Pick out every line in the data below that holds "JSON".

### Records shown
------------------------------------------------------------------------

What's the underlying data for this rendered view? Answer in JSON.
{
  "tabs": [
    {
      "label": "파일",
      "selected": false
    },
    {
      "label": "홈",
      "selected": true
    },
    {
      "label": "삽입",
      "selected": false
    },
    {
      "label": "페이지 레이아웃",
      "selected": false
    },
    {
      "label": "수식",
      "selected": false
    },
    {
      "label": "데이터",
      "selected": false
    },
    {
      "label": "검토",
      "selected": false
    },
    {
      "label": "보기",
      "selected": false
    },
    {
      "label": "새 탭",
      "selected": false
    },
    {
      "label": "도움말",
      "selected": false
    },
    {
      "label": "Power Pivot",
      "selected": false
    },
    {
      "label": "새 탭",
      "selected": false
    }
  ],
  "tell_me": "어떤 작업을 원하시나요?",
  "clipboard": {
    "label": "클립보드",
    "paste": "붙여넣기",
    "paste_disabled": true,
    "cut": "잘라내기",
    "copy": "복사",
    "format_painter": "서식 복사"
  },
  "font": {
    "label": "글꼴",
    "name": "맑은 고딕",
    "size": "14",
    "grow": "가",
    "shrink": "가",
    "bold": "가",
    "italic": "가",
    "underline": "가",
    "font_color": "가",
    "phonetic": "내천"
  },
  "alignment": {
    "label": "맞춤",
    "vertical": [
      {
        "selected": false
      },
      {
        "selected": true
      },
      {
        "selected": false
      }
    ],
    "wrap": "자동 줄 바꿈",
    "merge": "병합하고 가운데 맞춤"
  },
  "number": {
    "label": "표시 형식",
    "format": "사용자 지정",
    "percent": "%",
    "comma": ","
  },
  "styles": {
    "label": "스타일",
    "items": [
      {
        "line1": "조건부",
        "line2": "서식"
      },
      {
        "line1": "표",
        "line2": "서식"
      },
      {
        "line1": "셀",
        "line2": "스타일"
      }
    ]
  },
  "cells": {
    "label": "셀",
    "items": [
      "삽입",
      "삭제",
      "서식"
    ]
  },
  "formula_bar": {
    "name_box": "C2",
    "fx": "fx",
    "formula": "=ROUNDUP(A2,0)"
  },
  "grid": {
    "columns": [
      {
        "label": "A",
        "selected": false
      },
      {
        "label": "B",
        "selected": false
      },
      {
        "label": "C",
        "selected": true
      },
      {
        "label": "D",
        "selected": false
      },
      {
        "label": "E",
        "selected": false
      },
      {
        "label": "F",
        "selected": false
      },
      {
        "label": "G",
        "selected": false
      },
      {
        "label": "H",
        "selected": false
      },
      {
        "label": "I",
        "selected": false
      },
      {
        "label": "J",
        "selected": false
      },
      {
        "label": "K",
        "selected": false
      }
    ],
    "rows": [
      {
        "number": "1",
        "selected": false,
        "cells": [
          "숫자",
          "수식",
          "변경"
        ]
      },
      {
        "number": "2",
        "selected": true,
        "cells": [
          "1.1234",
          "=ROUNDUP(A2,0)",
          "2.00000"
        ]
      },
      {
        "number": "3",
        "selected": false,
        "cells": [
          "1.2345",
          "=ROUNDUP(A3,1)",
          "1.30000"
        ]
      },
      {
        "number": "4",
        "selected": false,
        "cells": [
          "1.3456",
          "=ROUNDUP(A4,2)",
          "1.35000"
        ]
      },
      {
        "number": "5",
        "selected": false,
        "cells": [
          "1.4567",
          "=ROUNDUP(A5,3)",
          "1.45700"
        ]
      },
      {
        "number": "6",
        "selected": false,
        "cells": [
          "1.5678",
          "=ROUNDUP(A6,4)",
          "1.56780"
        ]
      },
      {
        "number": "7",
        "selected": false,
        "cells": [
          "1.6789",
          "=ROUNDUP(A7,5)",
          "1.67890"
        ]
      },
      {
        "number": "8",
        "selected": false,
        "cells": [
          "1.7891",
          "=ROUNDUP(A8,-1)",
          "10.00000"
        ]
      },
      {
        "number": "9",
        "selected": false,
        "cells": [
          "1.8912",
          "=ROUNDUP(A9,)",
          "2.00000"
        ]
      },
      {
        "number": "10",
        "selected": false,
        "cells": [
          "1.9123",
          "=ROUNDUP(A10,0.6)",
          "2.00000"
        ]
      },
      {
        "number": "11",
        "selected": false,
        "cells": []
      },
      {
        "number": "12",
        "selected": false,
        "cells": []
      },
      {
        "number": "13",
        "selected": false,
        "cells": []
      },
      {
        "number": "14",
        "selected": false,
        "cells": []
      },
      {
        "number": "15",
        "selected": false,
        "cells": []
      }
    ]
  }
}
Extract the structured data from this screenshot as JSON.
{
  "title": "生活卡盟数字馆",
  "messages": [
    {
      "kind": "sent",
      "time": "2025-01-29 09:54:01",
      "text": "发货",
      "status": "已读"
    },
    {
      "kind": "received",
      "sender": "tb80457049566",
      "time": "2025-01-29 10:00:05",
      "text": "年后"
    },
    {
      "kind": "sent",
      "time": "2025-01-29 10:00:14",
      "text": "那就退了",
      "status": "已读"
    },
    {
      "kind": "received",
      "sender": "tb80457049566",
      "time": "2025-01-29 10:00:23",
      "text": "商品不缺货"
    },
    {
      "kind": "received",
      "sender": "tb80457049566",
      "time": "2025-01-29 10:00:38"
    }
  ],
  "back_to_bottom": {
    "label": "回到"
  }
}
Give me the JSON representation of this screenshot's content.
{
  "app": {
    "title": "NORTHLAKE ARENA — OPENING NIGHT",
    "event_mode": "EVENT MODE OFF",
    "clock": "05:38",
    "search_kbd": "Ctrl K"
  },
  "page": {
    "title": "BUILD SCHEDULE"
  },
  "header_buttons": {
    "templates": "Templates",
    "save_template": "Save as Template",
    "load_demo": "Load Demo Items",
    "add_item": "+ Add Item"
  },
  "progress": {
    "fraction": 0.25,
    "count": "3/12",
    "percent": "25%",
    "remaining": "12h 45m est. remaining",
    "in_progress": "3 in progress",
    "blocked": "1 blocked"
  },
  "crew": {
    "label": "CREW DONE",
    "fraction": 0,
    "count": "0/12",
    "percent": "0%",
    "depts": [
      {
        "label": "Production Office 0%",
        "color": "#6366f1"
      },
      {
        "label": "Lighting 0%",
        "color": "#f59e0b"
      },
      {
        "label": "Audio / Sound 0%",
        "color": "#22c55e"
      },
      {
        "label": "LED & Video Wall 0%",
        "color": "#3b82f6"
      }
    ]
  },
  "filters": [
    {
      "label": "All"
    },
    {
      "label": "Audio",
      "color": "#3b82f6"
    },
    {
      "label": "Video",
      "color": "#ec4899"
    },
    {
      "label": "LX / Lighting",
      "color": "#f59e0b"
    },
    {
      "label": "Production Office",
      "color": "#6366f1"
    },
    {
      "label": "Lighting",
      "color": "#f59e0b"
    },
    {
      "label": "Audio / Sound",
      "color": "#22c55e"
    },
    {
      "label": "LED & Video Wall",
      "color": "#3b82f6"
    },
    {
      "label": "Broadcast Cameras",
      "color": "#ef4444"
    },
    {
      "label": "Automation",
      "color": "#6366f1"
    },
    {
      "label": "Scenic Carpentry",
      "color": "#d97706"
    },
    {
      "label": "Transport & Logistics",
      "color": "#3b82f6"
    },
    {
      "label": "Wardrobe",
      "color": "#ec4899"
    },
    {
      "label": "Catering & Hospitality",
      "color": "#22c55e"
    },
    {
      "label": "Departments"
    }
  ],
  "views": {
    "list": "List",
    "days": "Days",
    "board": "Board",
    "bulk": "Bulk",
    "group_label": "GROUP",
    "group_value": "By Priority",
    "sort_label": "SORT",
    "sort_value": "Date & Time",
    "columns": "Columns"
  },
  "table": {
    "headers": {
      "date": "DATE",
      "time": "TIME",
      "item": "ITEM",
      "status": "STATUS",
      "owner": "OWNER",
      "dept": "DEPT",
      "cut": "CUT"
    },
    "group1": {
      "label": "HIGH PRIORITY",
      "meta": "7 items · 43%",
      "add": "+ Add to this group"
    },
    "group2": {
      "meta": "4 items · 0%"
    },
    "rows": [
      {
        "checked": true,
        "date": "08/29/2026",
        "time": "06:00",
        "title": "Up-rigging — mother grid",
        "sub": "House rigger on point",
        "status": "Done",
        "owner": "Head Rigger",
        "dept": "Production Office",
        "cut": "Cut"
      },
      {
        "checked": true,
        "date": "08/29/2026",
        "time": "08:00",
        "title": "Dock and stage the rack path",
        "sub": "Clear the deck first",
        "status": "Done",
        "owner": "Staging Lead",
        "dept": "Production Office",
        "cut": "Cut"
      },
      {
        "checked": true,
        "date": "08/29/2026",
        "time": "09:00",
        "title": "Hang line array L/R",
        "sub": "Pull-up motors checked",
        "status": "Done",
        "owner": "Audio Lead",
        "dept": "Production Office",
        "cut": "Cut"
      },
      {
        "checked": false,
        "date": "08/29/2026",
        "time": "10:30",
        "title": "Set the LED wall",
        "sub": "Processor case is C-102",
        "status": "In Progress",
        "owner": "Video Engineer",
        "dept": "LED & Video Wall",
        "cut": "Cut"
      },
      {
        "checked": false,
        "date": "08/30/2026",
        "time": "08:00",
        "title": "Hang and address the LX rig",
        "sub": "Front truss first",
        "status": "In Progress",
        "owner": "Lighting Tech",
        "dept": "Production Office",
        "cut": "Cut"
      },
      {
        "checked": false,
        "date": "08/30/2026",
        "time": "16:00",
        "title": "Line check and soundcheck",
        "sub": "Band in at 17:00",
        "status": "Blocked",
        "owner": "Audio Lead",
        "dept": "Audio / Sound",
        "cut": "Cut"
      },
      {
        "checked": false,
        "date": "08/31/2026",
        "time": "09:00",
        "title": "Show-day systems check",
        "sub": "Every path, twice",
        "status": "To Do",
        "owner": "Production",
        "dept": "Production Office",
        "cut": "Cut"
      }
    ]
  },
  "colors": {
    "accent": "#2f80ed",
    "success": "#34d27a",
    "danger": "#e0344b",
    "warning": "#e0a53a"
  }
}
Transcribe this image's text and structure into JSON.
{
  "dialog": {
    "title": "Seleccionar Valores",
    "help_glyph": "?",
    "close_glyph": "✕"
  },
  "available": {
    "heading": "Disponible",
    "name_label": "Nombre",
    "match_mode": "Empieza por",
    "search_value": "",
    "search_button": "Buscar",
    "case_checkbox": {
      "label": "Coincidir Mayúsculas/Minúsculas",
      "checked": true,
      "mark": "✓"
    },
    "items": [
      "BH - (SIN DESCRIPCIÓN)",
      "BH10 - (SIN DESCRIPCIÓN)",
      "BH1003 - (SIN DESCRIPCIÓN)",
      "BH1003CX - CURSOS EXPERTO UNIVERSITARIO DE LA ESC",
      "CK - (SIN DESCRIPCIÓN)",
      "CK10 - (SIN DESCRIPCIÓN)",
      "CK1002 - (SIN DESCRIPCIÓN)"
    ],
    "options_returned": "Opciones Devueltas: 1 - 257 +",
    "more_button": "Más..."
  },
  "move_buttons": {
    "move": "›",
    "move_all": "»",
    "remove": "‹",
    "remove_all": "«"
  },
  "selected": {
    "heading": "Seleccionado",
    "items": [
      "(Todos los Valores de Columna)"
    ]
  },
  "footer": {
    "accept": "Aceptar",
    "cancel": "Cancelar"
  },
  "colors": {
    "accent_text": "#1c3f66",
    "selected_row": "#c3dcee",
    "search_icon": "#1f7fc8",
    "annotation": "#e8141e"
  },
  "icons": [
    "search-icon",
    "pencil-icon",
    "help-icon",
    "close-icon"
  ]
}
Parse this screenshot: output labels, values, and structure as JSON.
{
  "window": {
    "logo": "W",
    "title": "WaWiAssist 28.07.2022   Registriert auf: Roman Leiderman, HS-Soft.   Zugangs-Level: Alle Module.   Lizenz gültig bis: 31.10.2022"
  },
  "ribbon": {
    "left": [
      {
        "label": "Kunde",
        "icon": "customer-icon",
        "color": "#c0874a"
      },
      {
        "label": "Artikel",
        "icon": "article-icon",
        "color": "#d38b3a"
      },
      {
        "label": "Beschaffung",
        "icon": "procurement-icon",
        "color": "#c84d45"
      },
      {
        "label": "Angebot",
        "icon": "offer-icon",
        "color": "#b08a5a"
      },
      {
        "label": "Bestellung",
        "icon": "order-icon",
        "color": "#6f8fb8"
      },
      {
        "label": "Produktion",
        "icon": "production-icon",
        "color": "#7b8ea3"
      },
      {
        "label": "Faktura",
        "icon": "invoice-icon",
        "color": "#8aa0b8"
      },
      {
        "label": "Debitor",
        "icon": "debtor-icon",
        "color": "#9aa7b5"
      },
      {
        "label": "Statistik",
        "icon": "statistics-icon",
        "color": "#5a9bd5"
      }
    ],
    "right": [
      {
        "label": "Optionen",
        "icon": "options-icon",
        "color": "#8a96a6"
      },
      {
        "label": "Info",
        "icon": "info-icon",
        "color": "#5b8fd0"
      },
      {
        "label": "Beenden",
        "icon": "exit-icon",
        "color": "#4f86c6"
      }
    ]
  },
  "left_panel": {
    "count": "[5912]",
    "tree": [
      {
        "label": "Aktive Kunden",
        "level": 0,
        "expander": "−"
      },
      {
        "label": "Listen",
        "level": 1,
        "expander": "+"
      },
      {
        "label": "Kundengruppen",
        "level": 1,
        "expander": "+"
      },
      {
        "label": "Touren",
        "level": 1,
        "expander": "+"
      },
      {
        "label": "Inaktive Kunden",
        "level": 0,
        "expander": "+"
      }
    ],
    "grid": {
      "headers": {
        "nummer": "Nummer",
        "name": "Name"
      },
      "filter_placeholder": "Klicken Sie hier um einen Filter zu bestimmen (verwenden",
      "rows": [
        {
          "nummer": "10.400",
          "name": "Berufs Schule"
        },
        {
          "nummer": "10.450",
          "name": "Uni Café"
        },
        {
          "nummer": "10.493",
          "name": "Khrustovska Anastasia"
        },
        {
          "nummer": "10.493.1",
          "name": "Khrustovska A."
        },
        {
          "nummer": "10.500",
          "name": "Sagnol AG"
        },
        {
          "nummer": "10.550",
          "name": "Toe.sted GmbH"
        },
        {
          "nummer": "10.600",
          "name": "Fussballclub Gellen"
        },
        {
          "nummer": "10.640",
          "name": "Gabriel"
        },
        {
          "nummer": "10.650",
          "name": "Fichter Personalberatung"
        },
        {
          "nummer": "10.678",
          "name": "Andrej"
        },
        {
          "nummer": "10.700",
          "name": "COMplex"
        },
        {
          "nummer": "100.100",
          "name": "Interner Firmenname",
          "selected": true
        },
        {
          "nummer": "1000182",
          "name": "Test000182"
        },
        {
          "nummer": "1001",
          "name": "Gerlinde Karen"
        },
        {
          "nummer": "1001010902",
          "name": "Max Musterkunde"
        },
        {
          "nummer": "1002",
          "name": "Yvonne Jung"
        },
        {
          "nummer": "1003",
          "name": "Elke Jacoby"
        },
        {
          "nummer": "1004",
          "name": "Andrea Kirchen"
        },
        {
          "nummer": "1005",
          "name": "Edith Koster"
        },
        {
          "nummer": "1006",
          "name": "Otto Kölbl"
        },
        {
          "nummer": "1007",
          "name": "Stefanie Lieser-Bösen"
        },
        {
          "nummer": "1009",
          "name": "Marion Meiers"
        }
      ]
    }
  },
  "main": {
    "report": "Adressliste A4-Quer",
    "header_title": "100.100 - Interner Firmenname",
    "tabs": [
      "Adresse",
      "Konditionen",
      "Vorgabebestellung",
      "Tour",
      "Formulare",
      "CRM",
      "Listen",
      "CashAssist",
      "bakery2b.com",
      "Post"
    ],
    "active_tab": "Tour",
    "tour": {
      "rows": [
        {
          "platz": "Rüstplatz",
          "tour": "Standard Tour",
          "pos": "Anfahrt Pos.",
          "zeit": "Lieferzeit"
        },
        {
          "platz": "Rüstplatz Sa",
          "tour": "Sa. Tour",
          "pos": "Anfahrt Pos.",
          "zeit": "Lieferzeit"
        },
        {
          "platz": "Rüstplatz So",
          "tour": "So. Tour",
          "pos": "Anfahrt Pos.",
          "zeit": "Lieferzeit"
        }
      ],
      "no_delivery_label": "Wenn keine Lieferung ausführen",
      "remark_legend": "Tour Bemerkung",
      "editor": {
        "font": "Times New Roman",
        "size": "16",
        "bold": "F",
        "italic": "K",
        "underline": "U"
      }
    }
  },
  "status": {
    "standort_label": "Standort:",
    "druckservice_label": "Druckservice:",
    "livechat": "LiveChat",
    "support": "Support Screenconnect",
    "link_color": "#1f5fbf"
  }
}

------------------------------------------------------------------------

### Output below
What's the underlying data for this rendered view? Answer in JSON.
Extract the structured data from this screenshot as JSON.
Give me the JSON representation of this screenshot's content.
Transcribe this image's text and structure into JSON.
Parse this screenshot: output labels, values, and structure as JSON.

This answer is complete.